(Source data)
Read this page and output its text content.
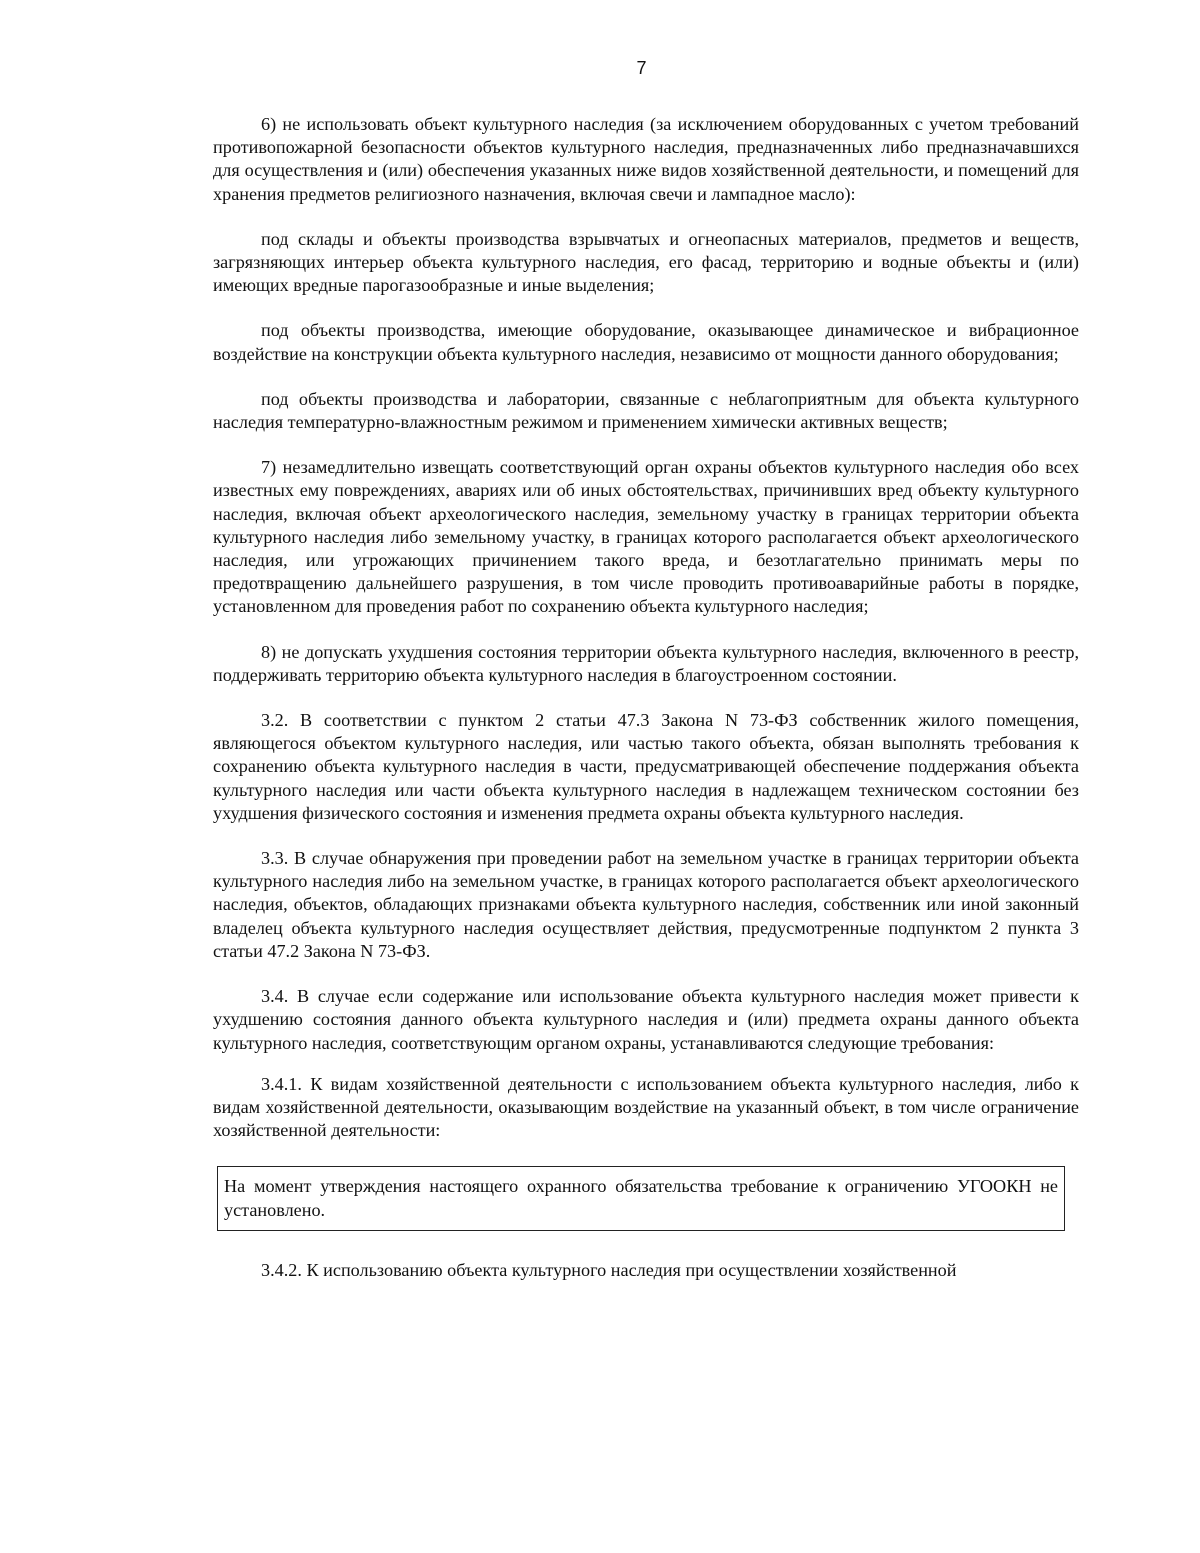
7

6) не использовать объект культурного наследия (за исключением оборудованных с учетом требований противопожарной безопасности объектов культурного наследия, предназначенных либо предназначавшихся для осуществления и (или) обеспечения указанных ниже видов хозяйственной деятельности, и помещений для хранения предметов религиозного назначения, включая свечи и лампадное масло):

под склады и объекты производства взрывчатых и огнеопасных материалов, предметов и веществ, загрязняющих интерьер объекта культурного наследия, его фасад, территорию и водные объекты и (или) имеющих вредные парогазообразные и иные выделения;

под объекты производства, имеющие оборудование, оказывающее динамическое и вибрационное воздействие на конструкции объекта культурного наследия, независимо от мощности данного оборудования;

под объекты производства и лаборатории, связанные с неблагоприятным для объекта культурного наследия температурно-влажностным режимом и применением химически активных веществ;

7) незамедлительно извещать соответствующий орган охраны объектов культурного наследия обо всех известных ему повреждениях, авариях или об иных обстоятельствах, причинивших вред объекту культурного наследия, включая объект археологического наследия, земельному участку в границах территории объекта культурного наследия либо земельному участку, в границах которого располагается объект археологического наследия, или угрожающих причинением такого вреда, и безотлагательно принимать меры по предотвращению дальнейшего разрушения, в том числе проводить противоаварийные работы в порядке, установленном для проведения работ по сохранению объекта культурного наследия;

8) не допускать ухудшения состояния территории объекта культурного наследия, включенного в реестр, поддерживать территорию объекта культурного наследия в благоустроенном состоянии.

3.2. В соответствии с пунктом 2 статьи 47.3 Закона N 73-ФЗ собственник жилого помещения, являющегося объектом культурного наследия, или частью такого объекта, обязан выполнять требования к сохранению объекта культурного наследия в части, предусматривающей обеспечение поддержания объекта культурного наследия или части объекта культурного наследия в надлежащем техническом состоянии без ухудшения физического состояния и изменения предмета охраны объекта культурного наследия.

3.3. В случае обнаружения при проведении работ на земельном участке в границах территории объекта культурного наследия либо на земельном участке, в границах которого располагается объект археологического наследия, объектов, обладающих признаками объекта культурного наследия, собственник или иной законный владелец объекта культурного наследия осуществляет действия, предусмотренные подпунктом 2 пункта 3 статьи 47.2 Закона N 73-ФЗ.

3.4. В случае если содержание или использование объекта культурного наследия может привести к ухудшению состояния данного объекта культурного наследия и (или) предмета охраны данного объекта культурного наследия, соответствующим органом охраны, устанавливаются следующие требования:

3.4.1. К видам хозяйственной деятельности с использованием объекта культурного наследия, либо к видам хозяйственной деятельности, оказывающим воздействие на указанный объект, в том числе ограничение хозяйственной деятельности:

На момент утверждения настоящего охранного обязательства требование к ограничению УГООКН не установлено.

3.4.2. К использованию объекта культурного наследия при осуществлении хозяйственной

**WHAT TO PRODUCE**
Leave out every picture and copy the rest of the records exactly.

**RESULT BELOW**
Read this page and output its text content.
7

6) не использовать объект культурного наследия (за исключением оборудованных с учетом требований противопожарной безопасности объектов культурного наследия, предназначенных либо предназначавшихся для осуществления и (или) обеспечения указанных ниже видов хозяйственной деятельности, и помещений для хранения предметов религиозного назначения, включая свечи и лампадное масло):

под склады и объекты производства взрывчатых и огнеопасных материалов, предметов и веществ, загрязняющих интерьер объекта культурного наследия, его фасад, территорию и водные объекты и (или) имеющих вредные парогазообразные и иные выделения;

под объекты производства, имеющие оборудование, оказывающее динамическое и вибрационное воздействие на конструкции объекта культурного наследия, независимо от мощности данного оборудования;

под объекты производства и лаборатории, связанные с неблагоприятным для объекта культурного наследия температурно-влажностным режимом и применением химически активных веществ;

7) незамедлительно извещать соответствующий орган охраны объектов культурного наследия обо всех известных ему повреждениях, авариях или об иных обстоятельствах, причинивших вред объекту культурного наследия, включая объект археологического наследия, земельному участку в границах территории объекта культурного наследия либо земельному участку, в границах которого располагается объект археологического наследия, или угрожающих причинением такого вреда, и безотлагательно принимать меры по предотвращению дальнейшего разрушения, в том числе проводить противоаварийные работы в порядке, установленном для проведения работ по сохранению объекта культурного наследия;

8) не допускать ухудшения состояния территории объекта культурного наследия, включенного в реестр, поддерживать территорию объекта культурного наследия в благоустроенном состоянии.

3.2. В соответствии с пунктом 2 статьи 47.3 Закона N 73-ФЗ собственник жилого помещения, являющегося объектом культурного наследия, или частью такого объекта, обязан выполнять требования к сохранению объекта культурного наследия в части, предусматривающей обеспечение поддержания объекта культурного наследия или части объекта культурного наследия в надлежащем техническом состоянии без ухудшения физического состояния и изменения предмета охраны объекта культурного наследия.

3.3. В случае обнаружения при проведении работ на земельном участке в границах территории объекта культурного наследия либо на земельном участке, в границах которого располагается объект археологического наследия, объектов, обладающих признаками объекта культурного наследия, собственник или иной законный владелец объекта культурного наследия осуществляет действия, предусмотренные подпунктом 2 пункта 3 статьи 47.2 Закона N 73-ФЗ.

3.4. В случае если содержание или использование объекта культурного наследия может привести к ухудшению состояния данного объекта культурного наследия и (или) предмета охраны данного объекта культурного наследия, соответствующим органом охраны, устанавливаются следующие требования:

3.4.1. К видам хозяйственной деятельности с использованием объекта культурного наследия, либо к видам хозяйственной деятельности, оказывающим воздействие на указанный объект, в том числе ограничение хозяйственной деятельности:

На момент утверждения настоящего охранного обязательства требование к ограничению УГООКН не установлено.

3.4.2. К использованию объекта культурного наследия при осуществлении хозяйственной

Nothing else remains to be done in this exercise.